• Directions
Where the word "text" occurs in a line, return that line.

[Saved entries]
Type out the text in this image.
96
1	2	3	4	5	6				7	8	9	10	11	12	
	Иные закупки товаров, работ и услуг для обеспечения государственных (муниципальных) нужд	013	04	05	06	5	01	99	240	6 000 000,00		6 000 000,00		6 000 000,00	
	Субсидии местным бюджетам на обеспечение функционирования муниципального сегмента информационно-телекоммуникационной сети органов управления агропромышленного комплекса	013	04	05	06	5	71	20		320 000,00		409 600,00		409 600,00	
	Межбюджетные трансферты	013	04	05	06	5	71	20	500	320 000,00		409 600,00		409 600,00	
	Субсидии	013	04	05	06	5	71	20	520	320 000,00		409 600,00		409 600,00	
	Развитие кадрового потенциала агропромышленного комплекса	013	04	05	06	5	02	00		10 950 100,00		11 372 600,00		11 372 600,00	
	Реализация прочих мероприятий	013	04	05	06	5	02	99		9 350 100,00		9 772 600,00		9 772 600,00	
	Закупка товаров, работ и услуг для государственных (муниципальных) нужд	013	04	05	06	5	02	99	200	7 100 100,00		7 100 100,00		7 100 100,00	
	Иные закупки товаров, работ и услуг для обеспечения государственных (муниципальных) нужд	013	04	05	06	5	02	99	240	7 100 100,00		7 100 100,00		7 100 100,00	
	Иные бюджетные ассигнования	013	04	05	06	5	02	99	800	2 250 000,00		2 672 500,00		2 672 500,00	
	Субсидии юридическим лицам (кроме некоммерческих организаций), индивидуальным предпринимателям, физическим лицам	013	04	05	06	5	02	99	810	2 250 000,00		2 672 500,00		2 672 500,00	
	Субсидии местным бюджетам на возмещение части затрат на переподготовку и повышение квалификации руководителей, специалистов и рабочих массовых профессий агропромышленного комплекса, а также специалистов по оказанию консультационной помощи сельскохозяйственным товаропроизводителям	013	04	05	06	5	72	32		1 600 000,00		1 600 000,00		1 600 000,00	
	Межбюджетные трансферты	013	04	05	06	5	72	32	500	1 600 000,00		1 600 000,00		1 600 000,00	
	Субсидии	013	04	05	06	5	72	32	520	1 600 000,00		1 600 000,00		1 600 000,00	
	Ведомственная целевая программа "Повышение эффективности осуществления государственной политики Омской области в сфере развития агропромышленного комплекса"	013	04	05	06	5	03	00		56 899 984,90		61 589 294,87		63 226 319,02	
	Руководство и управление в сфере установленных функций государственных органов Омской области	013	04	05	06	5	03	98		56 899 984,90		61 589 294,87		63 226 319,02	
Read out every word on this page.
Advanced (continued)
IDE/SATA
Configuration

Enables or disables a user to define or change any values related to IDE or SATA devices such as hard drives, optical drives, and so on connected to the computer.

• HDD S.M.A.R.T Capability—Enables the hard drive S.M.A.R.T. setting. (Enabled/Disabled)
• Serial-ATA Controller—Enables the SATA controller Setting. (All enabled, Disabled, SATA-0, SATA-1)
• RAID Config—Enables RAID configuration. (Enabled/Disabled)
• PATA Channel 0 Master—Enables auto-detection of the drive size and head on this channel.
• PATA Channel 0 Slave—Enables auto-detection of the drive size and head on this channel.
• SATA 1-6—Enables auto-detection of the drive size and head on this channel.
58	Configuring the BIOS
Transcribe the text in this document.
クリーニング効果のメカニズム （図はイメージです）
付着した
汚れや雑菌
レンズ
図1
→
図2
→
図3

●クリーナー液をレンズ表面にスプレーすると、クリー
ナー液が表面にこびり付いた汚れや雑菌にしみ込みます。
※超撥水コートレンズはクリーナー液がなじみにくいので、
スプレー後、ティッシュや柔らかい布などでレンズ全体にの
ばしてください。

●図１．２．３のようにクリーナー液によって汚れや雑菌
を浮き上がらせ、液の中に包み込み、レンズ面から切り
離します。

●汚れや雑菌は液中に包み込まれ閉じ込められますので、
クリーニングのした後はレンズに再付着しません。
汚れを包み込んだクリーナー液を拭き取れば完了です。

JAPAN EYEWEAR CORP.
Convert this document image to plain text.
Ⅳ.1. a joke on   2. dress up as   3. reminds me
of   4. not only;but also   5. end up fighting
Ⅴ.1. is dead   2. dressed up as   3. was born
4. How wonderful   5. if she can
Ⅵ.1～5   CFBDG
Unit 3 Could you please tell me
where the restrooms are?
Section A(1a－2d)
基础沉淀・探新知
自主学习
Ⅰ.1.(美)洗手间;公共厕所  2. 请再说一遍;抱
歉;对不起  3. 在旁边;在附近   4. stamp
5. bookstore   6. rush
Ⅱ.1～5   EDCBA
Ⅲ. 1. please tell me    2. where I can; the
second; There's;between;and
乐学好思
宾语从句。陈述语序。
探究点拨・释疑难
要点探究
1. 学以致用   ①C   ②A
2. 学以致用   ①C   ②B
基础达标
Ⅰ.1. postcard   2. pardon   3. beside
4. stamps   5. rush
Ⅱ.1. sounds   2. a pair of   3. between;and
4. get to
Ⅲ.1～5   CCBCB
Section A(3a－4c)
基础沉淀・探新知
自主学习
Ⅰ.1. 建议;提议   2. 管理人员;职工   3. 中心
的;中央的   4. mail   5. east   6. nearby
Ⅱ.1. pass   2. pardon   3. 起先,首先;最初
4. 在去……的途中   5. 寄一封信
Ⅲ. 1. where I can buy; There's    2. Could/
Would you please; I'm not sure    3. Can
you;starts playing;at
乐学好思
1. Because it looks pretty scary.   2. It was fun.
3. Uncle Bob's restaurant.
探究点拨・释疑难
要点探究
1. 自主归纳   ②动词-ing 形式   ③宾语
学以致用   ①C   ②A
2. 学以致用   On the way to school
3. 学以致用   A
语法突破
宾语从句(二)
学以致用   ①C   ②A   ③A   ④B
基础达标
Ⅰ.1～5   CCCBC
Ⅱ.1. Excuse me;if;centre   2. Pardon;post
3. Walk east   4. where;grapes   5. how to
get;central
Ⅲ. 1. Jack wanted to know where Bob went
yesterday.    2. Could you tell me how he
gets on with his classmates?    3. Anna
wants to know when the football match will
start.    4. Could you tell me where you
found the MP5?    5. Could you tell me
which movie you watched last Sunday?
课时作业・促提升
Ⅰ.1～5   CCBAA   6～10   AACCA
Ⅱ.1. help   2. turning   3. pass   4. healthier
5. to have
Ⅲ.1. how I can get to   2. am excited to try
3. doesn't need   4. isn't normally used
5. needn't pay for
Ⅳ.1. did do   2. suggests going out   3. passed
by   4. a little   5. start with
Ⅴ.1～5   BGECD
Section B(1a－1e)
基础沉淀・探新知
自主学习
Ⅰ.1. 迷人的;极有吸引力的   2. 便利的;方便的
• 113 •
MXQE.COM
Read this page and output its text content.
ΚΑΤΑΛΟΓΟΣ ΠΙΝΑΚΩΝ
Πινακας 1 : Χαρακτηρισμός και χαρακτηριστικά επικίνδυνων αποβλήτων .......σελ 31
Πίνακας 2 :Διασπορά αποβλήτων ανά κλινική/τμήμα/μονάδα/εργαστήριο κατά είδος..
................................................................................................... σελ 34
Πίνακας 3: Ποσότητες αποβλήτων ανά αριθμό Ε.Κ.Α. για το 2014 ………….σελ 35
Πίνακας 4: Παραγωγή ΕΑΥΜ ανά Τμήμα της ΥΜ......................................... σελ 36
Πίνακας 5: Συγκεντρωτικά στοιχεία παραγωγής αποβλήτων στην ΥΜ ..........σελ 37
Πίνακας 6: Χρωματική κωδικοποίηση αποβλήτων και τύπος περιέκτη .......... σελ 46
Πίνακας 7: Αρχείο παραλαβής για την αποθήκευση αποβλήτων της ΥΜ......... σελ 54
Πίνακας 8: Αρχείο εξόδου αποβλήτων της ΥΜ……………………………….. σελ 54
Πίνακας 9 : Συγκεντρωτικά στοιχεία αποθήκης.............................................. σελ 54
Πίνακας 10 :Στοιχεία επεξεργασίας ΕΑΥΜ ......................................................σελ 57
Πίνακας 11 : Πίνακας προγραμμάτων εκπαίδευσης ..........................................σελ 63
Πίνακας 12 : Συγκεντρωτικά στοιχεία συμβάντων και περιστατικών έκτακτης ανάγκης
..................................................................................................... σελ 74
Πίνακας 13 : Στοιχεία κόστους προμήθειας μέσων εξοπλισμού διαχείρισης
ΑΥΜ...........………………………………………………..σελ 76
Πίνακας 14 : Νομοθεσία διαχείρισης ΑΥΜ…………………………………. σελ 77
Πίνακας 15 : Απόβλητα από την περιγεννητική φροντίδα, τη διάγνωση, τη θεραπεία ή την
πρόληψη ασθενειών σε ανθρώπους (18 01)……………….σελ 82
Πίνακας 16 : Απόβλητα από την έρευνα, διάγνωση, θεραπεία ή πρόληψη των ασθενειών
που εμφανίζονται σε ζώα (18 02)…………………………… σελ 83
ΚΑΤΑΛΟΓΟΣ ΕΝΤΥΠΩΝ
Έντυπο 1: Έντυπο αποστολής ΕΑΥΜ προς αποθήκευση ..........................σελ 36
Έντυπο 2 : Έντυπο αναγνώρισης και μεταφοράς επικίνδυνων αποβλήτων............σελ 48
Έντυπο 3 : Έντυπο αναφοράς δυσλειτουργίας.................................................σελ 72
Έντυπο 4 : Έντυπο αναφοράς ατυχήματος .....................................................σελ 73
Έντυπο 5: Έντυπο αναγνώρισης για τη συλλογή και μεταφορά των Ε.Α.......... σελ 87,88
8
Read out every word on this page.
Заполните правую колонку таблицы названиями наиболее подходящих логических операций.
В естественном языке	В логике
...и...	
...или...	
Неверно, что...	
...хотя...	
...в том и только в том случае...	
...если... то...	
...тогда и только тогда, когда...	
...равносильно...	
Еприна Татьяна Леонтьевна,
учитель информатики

• The output
Type out the text in this image.
Transcribe the text in this document.
Convert this document image to plain text.
Read this page and output its text content.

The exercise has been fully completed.